— Start Records for the task —
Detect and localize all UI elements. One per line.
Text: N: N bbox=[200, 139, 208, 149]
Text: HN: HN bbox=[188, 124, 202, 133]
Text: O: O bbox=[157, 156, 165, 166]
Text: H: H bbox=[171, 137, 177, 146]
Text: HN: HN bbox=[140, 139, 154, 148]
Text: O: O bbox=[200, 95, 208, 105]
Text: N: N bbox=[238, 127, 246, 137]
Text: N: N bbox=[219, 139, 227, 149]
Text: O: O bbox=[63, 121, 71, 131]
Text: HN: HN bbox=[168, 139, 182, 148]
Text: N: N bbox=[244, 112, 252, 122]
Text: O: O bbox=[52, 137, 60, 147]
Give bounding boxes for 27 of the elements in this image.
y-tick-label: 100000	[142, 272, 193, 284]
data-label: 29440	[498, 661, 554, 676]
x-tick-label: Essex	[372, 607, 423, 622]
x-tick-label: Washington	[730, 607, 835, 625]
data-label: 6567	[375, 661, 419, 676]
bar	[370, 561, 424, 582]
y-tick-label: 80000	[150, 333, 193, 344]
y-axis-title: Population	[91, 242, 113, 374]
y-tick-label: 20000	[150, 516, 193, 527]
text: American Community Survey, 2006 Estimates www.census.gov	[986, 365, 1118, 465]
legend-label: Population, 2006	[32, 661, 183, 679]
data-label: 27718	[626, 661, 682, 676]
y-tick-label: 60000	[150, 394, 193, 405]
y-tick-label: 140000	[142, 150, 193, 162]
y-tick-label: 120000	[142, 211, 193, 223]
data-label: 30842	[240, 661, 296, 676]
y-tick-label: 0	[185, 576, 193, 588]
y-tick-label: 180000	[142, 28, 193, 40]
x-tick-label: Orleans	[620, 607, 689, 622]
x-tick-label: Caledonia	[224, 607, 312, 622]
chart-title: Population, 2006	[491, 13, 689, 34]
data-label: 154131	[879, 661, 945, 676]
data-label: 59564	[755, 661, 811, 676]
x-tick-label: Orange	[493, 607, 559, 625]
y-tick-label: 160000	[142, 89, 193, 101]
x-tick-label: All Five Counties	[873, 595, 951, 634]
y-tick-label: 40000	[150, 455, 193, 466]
— End Records for the task —
--- Task requirements ---
Please present every line of the data above as a Markdown table with the columns Row and Line, numbering the rows in order and omitting blank lines.

--- Response ---
| Row | Line |
|---|---|
| 1 | Detect and localize all UI elements. One per line. |
| 2 | Text: N: N bbox=[200, 139, 208, 149] |
| 3 | Text: HN: HN bbox=[188, 124, 202, 133] |
| 4 | Text: O: O bbox=[157, 156, 165, 166] |
| 5 | Text: H: H bbox=[171, 137, 177, 146] |
| 6 | Text: HN: HN bbox=[140, 139, 154, 148] |
| 7 | Text: O: O bbox=[200, 95, 208, 105] |
| 8 | Text: N: N bbox=[238, 127, 246, 137] |
| 9 | Text: N: N bbox=[219, 139, 227, 149] |
| 10 | Text: O: O bbox=[63, 121, 71, 131] |
| 11 | Text: HN: HN bbox=[168, 139, 182, 148] |
| 12 | Text: N: N bbox=[244, 112, 252, 122] |
| 13 | Text: O: O bbox=[52, 137, 60, 147] |
| 14 | Give bounding boxes for 27 of the elements in this image. |
| 15 | y-tick-label: 100000	[142, 272, 193, 284] |
| 16 | data-label: 29440	[498, 661, 554, 676] |
| 17 | x-tick-label: Essex	[372, 607, 423, 622] |
| 18 | x-tick-label: Washington	[730, 607, 835, 625] |
| 19 | data-label: 6567	[375, 661, 419, 676] |
| 20 | bar	[370, 561, 424, 582] |
| 21 | y-tick-label: 80000	[150, 333, 193, 344] |
| 22 | y-axis-title: Population	[91, 242, 113, 374] |
| 23 | y-tick-label: 20000	[150, 516, 193, 527] |
| 24 | text: American Community Survey, 2006 Estimates www.census.gov	[986, 365, 1118, 465] |
| 25 | legend-label: Population, 2006	[32, 661, 183, 679] |
| 26 | data-label: 27718	[626, 661, 682, 676] |
| 27 | y-tick-label: 60000	[150, 394, 193, 405] |
| 28 | y-tick-label: 140000	[142, 150, 193, 162] |
| 29 | y-tick-label: 120000	[142, 211, 193, 223] |
| 30 | data-label: 30842	[240, 661, 296, 676] |
| 31 | y-tick-label: 0	[185, 576, 193, 588] |
| 32 | y-tick-label: 180000	[142, 28, 193, 40] |
| 33 | x-tick-label: Orleans	[620, 607, 689, 622] |
| 34 | x-tick-label: Caledonia	[224, 607, 312, 622] |
| 35 | chart-title: Population, 2006	[491, 13, 689, 34] |
| 36 | data-label: 154131	[879, 661, 945, 676] |
| 37 | data-label: 59564	[755, 661, 811, 676] |
| 38 | x-tick-label: Orange	[493, 607, 559, 625] |
| 39 | y-tick-label: 160000	[142, 89, 193, 101] |
| 40 | x-tick-label: All Five Counties	[873, 595, 951, 634] |
| 41 | y-tick-label: 40000	[150, 455, 193, 466] |